DESCRIPTION OF THE TASK → Copy every line of the entries that includes the word "имуществом".

SUPPLIED ENTRIES →

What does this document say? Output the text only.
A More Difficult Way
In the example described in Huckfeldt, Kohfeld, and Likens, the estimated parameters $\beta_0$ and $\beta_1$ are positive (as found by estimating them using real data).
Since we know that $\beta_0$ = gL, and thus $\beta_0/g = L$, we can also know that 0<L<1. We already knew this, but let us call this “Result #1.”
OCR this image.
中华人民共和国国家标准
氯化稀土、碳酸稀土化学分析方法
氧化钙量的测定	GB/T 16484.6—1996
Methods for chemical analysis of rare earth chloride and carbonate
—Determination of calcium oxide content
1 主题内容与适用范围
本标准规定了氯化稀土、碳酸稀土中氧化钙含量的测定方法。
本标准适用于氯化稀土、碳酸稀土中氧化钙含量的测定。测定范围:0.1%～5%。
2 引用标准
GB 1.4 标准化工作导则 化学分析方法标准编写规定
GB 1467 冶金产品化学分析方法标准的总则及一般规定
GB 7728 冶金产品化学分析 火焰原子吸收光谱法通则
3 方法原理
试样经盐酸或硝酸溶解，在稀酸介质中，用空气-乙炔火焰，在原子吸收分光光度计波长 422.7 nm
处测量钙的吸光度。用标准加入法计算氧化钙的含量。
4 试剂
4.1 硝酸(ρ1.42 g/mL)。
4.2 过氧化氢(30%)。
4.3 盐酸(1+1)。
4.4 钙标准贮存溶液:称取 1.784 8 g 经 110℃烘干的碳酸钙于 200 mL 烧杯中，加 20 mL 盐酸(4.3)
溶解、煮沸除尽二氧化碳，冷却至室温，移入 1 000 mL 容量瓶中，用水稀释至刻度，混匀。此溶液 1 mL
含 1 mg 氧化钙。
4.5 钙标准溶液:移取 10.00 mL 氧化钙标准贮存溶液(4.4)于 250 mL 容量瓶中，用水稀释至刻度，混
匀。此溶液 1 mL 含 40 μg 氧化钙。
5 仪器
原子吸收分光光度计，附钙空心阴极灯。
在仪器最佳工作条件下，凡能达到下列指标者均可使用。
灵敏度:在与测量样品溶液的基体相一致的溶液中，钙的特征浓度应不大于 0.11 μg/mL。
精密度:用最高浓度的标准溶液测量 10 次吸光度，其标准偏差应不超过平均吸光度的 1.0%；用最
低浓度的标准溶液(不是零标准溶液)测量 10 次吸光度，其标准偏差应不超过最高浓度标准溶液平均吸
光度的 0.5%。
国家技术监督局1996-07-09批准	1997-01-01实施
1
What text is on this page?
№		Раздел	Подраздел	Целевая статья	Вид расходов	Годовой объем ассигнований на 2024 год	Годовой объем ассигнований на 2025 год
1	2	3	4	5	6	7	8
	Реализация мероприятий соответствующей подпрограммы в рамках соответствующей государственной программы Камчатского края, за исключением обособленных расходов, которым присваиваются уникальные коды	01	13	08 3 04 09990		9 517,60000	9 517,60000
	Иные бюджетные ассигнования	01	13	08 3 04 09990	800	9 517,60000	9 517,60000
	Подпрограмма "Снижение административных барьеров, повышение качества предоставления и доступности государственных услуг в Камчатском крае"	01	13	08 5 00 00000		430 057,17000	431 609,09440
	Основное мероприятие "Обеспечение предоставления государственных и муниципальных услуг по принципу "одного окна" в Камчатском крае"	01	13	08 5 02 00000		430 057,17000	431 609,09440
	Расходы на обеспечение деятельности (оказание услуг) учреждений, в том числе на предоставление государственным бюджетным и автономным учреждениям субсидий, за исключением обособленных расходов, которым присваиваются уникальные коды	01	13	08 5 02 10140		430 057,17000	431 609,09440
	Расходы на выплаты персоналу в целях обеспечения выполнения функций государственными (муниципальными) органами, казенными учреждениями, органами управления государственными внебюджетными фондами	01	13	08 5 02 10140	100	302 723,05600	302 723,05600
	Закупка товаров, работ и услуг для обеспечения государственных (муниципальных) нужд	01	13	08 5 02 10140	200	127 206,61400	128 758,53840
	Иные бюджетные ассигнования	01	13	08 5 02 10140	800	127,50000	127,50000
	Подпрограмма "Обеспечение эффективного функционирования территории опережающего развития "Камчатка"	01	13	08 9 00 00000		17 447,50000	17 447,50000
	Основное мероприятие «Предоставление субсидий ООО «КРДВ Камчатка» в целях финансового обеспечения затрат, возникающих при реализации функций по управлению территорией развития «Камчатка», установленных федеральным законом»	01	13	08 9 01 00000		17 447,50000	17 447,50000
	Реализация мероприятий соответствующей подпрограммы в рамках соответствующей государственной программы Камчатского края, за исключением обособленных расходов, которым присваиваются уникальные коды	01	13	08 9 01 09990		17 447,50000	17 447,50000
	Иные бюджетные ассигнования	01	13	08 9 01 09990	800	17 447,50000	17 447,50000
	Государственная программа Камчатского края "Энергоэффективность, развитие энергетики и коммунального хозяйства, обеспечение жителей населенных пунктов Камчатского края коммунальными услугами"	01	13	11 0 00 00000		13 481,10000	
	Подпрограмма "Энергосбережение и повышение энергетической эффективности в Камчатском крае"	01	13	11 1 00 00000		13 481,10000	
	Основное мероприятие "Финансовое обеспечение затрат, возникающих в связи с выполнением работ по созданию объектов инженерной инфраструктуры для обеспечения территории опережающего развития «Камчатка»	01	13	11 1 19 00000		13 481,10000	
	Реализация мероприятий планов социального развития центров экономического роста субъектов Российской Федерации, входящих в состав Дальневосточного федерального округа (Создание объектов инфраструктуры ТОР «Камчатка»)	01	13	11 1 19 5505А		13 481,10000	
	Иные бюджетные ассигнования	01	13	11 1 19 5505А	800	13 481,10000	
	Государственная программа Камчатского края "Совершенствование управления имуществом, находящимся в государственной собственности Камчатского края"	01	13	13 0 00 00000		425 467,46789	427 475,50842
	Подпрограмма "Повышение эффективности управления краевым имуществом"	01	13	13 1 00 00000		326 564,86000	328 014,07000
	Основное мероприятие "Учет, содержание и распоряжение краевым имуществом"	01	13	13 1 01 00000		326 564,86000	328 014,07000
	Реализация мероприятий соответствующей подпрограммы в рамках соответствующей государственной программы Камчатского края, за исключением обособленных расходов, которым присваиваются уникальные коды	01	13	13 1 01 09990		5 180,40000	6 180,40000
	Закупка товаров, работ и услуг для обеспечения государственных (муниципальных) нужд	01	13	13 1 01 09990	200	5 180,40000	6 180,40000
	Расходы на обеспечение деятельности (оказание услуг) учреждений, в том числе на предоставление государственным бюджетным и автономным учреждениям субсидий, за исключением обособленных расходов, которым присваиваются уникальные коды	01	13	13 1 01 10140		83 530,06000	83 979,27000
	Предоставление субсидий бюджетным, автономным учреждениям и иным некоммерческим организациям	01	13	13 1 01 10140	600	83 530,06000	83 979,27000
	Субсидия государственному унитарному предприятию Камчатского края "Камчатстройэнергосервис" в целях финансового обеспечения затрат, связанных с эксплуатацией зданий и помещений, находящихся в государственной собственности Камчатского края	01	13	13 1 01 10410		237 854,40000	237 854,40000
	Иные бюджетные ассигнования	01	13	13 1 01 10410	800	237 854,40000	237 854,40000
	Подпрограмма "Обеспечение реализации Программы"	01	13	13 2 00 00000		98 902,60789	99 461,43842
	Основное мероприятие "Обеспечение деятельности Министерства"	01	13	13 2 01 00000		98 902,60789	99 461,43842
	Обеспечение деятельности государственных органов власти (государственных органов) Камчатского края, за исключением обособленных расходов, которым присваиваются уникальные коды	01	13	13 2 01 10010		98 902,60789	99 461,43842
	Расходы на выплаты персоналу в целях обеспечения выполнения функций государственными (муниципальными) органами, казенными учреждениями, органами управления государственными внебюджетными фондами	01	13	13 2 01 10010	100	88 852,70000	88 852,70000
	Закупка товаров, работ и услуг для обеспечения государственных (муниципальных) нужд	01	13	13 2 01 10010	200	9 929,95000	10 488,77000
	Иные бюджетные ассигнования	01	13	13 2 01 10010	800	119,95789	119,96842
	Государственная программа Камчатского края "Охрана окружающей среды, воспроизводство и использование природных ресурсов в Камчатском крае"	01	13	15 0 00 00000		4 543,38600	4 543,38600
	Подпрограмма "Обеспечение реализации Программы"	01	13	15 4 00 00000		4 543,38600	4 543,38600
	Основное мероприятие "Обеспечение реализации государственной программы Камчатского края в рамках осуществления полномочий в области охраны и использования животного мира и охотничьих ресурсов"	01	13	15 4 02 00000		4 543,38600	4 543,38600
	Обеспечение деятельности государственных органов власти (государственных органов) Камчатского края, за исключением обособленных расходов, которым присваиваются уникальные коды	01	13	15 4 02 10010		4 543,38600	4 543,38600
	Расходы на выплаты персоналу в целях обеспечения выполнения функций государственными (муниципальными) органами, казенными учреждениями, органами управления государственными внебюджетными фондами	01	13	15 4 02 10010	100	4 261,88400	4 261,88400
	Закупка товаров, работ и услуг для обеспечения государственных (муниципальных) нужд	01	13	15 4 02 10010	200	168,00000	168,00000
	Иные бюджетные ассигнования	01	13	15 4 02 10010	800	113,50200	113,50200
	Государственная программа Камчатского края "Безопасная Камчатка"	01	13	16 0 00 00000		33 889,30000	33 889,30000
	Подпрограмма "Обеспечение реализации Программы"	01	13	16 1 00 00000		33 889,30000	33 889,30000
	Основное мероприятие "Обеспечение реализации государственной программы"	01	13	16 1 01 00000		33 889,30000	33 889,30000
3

RESPONSE TO THIS EXERCISE →
	Государственная программа Камчатского края "Совершенствование управления имуществом, находящимся в государственной собственности Камчатского края"	01	13	13 0 00 00000		425 467,46789	427 475,50842
	Подпрограмма "Повышение эффективности управления краевым имуществом"	01	13	13 1 00 00000		326 564,86000	328 014,07000
	Основное мероприятие "Учет, содержание и распоряжение краевым имуществом"	01	13	13 1 01 00000		326 564,86000	328 014,07000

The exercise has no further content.